STATED TASK:
Repeat exactly each line of the data provided below.
— Start INFORMATION SHOWN —
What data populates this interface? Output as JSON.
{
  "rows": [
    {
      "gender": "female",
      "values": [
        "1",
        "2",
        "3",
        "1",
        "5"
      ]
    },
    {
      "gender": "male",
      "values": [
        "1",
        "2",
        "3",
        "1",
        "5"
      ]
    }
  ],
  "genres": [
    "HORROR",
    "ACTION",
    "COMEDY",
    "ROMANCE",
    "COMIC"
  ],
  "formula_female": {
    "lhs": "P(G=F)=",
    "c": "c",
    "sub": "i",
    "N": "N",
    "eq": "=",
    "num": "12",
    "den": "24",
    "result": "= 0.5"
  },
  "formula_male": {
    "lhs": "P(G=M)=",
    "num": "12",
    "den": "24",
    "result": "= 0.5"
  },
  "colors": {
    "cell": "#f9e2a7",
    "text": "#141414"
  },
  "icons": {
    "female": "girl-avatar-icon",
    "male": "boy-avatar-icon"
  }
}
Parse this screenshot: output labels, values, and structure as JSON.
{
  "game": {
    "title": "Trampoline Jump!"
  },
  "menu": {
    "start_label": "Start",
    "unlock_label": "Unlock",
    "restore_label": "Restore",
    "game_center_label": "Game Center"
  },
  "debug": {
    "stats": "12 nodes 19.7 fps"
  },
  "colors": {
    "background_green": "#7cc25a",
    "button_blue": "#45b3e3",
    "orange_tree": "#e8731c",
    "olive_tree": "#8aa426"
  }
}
— End INFORMATION SHOWN —
THE SOLUTION:
What data populates this interface? Output as JSON.
{
  "rows": [
    {
      "gender": "female",
      "values": [
        "1",
        "2",
        "3",
        "1",
        "5"
      ]
    },
    {
      "gender": "male",
      "values": [
        "1",
        "2",
        "3",
        "1",
        "5"
      ]
    }
  ],
  "genres": [
    "HORROR",
    "ACTION",
    "COMEDY",
    "ROMANCE",
    "COMIC"
  ],
  "formula_female": {
    "lhs": "P(G=F)=",
    "c": "c",
    "sub": "i",
    "N": "N",
    "eq": "=",
    "num": "12",
    "den": "24",
    "result": "= 0.5"
  },
  "formula_male": {
    "lhs": "P(G=M)=",
    "num": "12",
    "den": "24",
    "result": "= 0.5"
  },
  "colors": {
    "cell": "#f9e2a7",
    "text": "#141414"
  },
  "icons": {
    "female": "girl-avatar-icon",
    "male": "boy-avatar-icon"
  }
}
Parse this screenshot: output labels, values, and structure as JSON.
{
  "game": {
    "title": "Trampoline Jump!"
  },
  "menu": {
    "start_label": "Start",
    "unlock_label": "Unlock",
    "restore_label": "Restore",
    "game_center_label": "Game Center"
  },
  "debug": {
    "stats": "12 nodes 19.7 fps"
  },
  "colors": {
    "background_green": "#7cc25a",
    "button_blue": "#45b3e3",
    "orange_tree": "#e8731c",
    "olive_tree": "#8aa426"
  }
}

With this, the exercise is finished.